▶ [CHALLENGE] Do not carry the pictures over; copy every other part of the entries exactly.

[Dataset items]

* BEGIN *

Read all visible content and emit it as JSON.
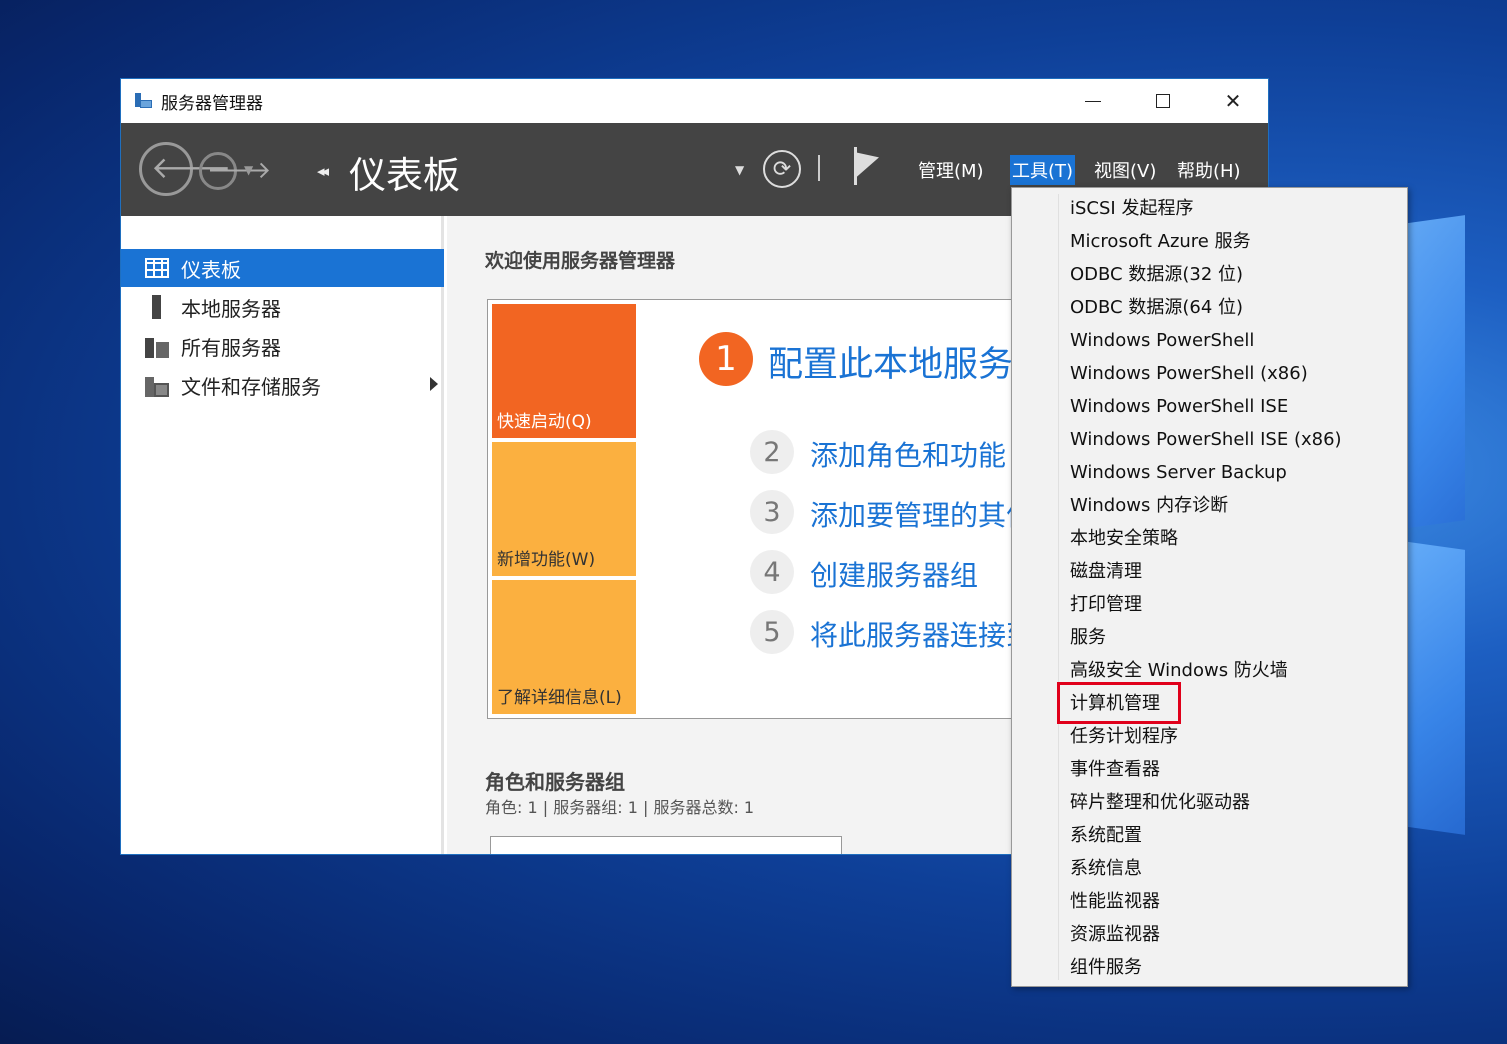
{
  "window": {
    "title": "服务器管理器"
  },
  "toolbar": {
    "breadcrumb_title": "仪表板",
    "menus": [
      "管理(M)",
      "工具(T)",
      "视图(V)",
      "帮助(H)"
    ]
  },
  "sidebar": {
    "items": [
      {
        "label": "仪表板",
        "active": true
      },
      {
        "label": "本地服务器"
      },
      {
        "label": "所有服务器"
      },
      {
        "label": "文件和存储服务"
      }
    ]
  },
  "main": {
    "welcome_title": "欢迎使用服务器管理器",
    "tiles": [
      "快速启动(Q)",
      "新增功能(W)",
      "了解详细信息(L)"
    ],
    "steps": [
      {
        "num": "1",
        "text": "配置此本地服务"
      },
      {
        "num": "2",
        "text": "添加角色和功能"
      },
      {
        "num": "3",
        "text": "添加要管理的其何"
      },
      {
        "num": "4",
        "text": "创建服务器组"
      },
      {
        "num": "5",
        "text": "将此服务器连接到"
      }
    ],
    "roles_title": "角色和服务器组",
    "roles_summary": "角色: 1 | 服务器组: 1 | 服务器总数: 1"
  },
  "tools_menu": {
    "items": [
      "iSCSI 发起程序",
      "Microsoft Azure 服务",
      "ODBC 数据源(32 位)",
      "ODBC 数据源(64 位)",
      "Windows PowerShell",
      "Windows PowerShell (x86)",
      "Windows PowerShell ISE",
      "Windows PowerShell ISE (x86)",
      "Windows Server Backup",
      "Windows 内存诊断",
      "本地安全策略",
      "磁盘清理",
      "打印管理",
      "服务",
      "高级安全 Windows 防火墙",
      "计算机管理",
      "任务计划程序",
      "事件查看器",
      "碎片整理和优化驱动器",
      "系统配置",
      "系统信息",
      "性能监视器",
      "资源监视器",
      "组件服务"
    ],
    "highlighted": "计算机管理"
  },
  "colors": {
    "accent": "#1a73d4",
    "toolbar_bg": "#444444",
    "tile_orange": "#f26522",
    "tile_yellow": "#fbb040",
    "highlight_red": "#e0001b"
  }
}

* END *

▶ [SOLUTION FOR THIS EXERCISE]
Read all visible content and emit it as JSON.
{
  "window": {
    "title": "服务器管理器"
  },
  "toolbar": {
    "breadcrumb_title": "仪表板",
    "menus": [
      "管理(M)",
      "工具(T)",
      "视图(V)",
      "帮助(H)"
    ]
  },
  "sidebar": {
    "items": [
      {
        "label": "仪表板",
        "active": true
      },
      {
        "label": "本地服务器"
      },
      {
        "label": "所有服务器"
      },
      {
        "label": "文件和存储服务"
      }
    ]
  },
  "main": {
    "welcome_title": "欢迎使用服务器管理器",
    "tiles": [
      "快速启动(Q)",
      "新增功能(W)",
      "了解详细信息(L)"
    ],
    "steps": [
      {
        "num": "1",
        "text": "配置此本地服务"
      },
      {
        "num": "2",
        "text": "添加角色和功能"
      },
      {
        "num": "3",
        "text": "添加要管理的其何"
      },
      {
        "num": "4",
        "text": "创建服务器组"
      },
      {
        "num": "5",
        "text": "将此服务器连接到"
      }
    ],
    "roles_title": "角色和服务器组",
    "roles_summary": "角色: 1 | 服务器组: 1 | 服务器总数: 1"
  },
  "tools_menu": {
    "items": [
      "iSCSI 发起程序",
      "Microsoft Azure 服务",
      "ODBC 数据源(32 位)",
      "ODBC 数据源(64 位)",
      "Windows PowerShell",
      "Windows PowerShell (x86)",
      "Windows PowerShell ISE",
      "Windows PowerShell ISE (x86)",
      "Windows Server Backup",
      "Windows 内存诊断",
      "本地安全策略",
      "磁盘清理",
      "打印管理",
      "服务",
      "高级安全 Windows 防火墙",
      "计算机管理",
      "任务计划程序",
      "事件查看器",
      "碎片整理和优化驱动器",
      "系统配置",
      "系统信息",
      "性能监视器",
      "资源监视器",
      "组件服务"
    ],
    "highlighted": "计算机管理"
  },
  "colors": {
    "accent": "#1a73d4",
    "toolbar_bg": "#444444",
    "tile_orange": "#f26522",
    "tile_yellow": "#fbb040",
    "highlight_red": "#e0001b"
  }
}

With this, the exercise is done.